Exactly as they appear, output all of the entries.

============

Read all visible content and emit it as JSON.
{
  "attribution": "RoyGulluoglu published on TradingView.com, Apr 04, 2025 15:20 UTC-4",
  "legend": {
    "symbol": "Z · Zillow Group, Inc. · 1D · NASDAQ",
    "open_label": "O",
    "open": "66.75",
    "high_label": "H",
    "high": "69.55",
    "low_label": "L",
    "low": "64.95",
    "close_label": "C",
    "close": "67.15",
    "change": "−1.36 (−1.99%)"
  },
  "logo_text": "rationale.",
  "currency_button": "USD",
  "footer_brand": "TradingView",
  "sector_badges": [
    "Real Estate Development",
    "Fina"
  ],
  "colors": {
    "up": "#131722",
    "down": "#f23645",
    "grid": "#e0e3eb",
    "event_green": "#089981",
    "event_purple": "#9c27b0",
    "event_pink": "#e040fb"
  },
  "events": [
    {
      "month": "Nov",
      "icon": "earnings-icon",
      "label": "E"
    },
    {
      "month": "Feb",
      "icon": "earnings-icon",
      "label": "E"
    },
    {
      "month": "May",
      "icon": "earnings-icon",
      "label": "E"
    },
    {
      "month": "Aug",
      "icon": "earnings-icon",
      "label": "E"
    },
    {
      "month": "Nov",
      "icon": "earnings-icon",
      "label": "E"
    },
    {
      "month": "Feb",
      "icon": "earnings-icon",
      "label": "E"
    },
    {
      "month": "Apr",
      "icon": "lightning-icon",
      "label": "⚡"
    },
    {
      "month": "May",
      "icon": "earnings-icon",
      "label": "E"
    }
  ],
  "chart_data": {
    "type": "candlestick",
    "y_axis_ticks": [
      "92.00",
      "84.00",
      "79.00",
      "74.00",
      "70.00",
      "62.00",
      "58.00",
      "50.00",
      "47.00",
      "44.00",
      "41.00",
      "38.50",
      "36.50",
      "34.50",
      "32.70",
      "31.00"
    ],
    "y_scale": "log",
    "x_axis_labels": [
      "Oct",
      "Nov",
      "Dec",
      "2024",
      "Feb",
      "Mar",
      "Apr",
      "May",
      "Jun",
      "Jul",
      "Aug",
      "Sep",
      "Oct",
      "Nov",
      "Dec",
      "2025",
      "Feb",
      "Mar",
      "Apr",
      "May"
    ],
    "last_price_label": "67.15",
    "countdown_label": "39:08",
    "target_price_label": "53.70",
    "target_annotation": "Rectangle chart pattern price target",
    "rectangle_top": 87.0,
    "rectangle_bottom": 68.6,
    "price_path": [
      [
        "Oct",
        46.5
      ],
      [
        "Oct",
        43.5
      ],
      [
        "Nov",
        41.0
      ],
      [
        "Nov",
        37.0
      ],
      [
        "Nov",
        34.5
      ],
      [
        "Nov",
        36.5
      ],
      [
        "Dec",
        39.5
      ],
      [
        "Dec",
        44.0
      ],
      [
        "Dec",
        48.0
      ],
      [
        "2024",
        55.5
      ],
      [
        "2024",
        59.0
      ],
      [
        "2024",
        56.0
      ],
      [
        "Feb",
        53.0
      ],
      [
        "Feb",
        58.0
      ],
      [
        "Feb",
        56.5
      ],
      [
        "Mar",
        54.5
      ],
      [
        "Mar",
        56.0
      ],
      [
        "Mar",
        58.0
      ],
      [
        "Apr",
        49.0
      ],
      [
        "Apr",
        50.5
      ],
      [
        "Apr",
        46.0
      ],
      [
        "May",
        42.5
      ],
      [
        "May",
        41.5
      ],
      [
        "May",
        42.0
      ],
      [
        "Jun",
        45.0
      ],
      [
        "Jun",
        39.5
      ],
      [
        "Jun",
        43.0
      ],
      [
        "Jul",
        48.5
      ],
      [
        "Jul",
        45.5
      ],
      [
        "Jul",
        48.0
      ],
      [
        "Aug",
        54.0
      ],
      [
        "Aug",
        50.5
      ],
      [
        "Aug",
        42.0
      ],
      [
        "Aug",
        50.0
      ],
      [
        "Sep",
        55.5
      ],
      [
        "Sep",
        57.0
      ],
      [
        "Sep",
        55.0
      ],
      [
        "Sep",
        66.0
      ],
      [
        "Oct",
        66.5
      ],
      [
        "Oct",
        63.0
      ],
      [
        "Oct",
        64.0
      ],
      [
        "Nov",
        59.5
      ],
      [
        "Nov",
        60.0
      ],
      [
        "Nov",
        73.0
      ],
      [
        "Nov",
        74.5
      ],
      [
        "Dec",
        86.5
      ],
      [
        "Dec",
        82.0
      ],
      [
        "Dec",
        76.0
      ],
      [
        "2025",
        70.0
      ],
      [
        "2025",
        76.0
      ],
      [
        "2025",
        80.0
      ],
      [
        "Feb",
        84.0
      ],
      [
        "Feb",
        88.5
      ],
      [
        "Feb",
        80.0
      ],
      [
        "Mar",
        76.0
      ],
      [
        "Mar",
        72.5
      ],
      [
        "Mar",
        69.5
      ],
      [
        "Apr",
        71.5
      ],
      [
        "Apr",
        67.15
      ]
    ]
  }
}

============

**PROBLEM SOLUTION**
Read all visible content and emit it as JSON.
{
  "attribution": "RoyGulluoglu published on TradingView.com, Apr 04, 2025 15:20 UTC-4",
  "legend": {
    "symbol": "Z · Zillow Group, Inc. · 1D · NASDAQ",
    "open_label": "O",
    "open": "66.75",
    "high_label": "H",
    "high": "69.55",
    "low_label": "L",
    "low": "64.95",
    "close_label": "C",
    "close": "67.15",
    "change": "−1.36 (−1.99%)"
  },
  "logo_text": "rationale.",
  "currency_button": "USD",
  "footer_brand": "TradingView",
  "sector_badges": [
    "Real Estate Development",
    "Fina"
  ],
  "colors": {
    "up": "#131722",
    "down": "#f23645",
    "grid": "#e0e3eb",
    "event_green": "#089981",
    "event_purple": "#9c27b0",
    "event_pink": "#e040fb"
  },
  "events": [
    {
      "month": "Nov",
      "icon": "earnings-icon",
      "label": "E"
    },
    {
      "month": "Feb",
      "icon": "earnings-icon",
      "label": "E"
    },
    {
      "month": "May",
      "icon": "earnings-icon",
      "label": "E"
    },
    {
      "month": "Aug",
      "icon": "earnings-icon",
      "label": "E"
    },
    {
      "month": "Nov",
      "icon": "earnings-icon",
      "label": "E"
    },
    {
      "month": "Feb",
      "icon": "earnings-icon",
      "label": "E"
    },
    {
      "month": "Apr",
      "icon": "lightning-icon",
      "label": "⚡"
    },
    {
      "month": "May",
      "icon": "earnings-icon",
      "label": "E"
    }
  ],
  "chart_data": {
    "type": "candlestick",
    "y_axis_ticks": [
      "92.00",
      "84.00",
      "79.00",
      "74.00",
      "70.00",
      "62.00",
      "58.00",
      "50.00",
      "47.00",
      "44.00",
      "41.00",
      "38.50",
      "36.50",
      "34.50",
      "32.70",
      "31.00"
    ],
    "y_scale": "log",
    "x_axis_labels": [
      "Oct",
      "Nov",
      "Dec",
      "2024",
      "Feb",
      "Mar",
      "Apr",
      "May",
      "Jun",
      "Jul",
      "Aug",
      "Sep",
      "Oct",
      "Nov",
      "Dec",
      "2025",
      "Feb",
      "Mar",
      "Apr",
      "May"
    ],
    "last_price_label": "67.15",
    "countdown_label": "39:08",
    "target_price_label": "53.70",
    "target_annotation": "Rectangle chart pattern price target",
    "rectangle_top": 87.0,
    "rectangle_bottom": 68.6,
    "price_path": [
      [
        "Oct",
        46.5
      ],
      [
        "Oct",
        43.5
      ],
      [
        "Nov",
        41.0
      ],
      [
        "Nov",
        37.0
      ],
      [
        "Nov",
        34.5
      ],
      [
        "Nov",
        36.5
      ],
      [
        "Dec",
        39.5
      ],
      [
        "Dec",
        44.0
      ],
      [
        "Dec",
        48.0
      ],
      [
        "2024",
        55.5
      ],
      [
        "2024",
        59.0
      ],
      [
        "2024",
        56.0
      ],
      [
        "Feb",
        53.0
      ],
      [
        "Feb",
        58.0
      ],
      [
        "Feb",
        56.5
      ],
      [
        "Mar",
        54.5
      ],
      [
        "Mar",
        56.0
      ],
      [
        "Mar",
        58.0
      ],
      [
        "Apr",
        49.0
      ],
      [
        "Apr",
        50.5
      ],
      [
        "Apr",
        46.0
      ],
      [
        "May",
        42.5
      ],
      [
        "May",
        41.5
      ],
      [
        "May",
        42.0
      ],
      [
        "Jun",
        45.0
      ],
      [
        "Jun",
        39.5
      ],
      [
        "Jun",
        43.0
      ],
      [
        "Jul",
        48.5
      ],
      [
        "Jul",
        45.5
      ],
      [
        "Jul",
        48.0
      ],
      [
        "Aug",
        54.0
      ],
      [
        "Aug",
        50.5
      ],
      [
        "Aug",
        42.0
      ],
      [
        "Aug",
        50.0
      ],
      [
        "Sep",
        55.5
      ],
      [
        "Sep",
        57.0
      ],
      [
        "Sep",
        55.0
      ],
      [
        "Sep",
        66.0
      ],
      [
        "Oct",
        66.5
      ],
      [
        "Oct",
        63.0
      ],
      [
        "Oct",
        64.0
      ],
      [
        "Nov",
        59.5
      ],
      [
        "Nov",
        60.0
      ],
      [
        "Nov",
        73.0
      ],
      [
        "Nov",
        74.5
      ],
      [
        "Dec",
        86.5
      ],
      [
        "Dec",
        82.0
      ],
      [
        "Dec",
        76.0
      ],
      [
        "2025",
        70.0
      ],
      [
        "2025",
        76.0
      ],
      [
        "2025",
        80.0
      ],
      [
        "Feb",
        84.0
      ],
      [
        "Feb",
        88.5
      ],
      [
        "Feb",
        80.0
      ],
      [
        "Mar",
        76.0
      ],
      [
        "Mar",
        72.5
      ],
      [
        "Mar",
        69.5
      ],
      [
        "Apr",
        71.5
      ],
      [
        "Apr",
        67.15
      ]
    ]
  }
}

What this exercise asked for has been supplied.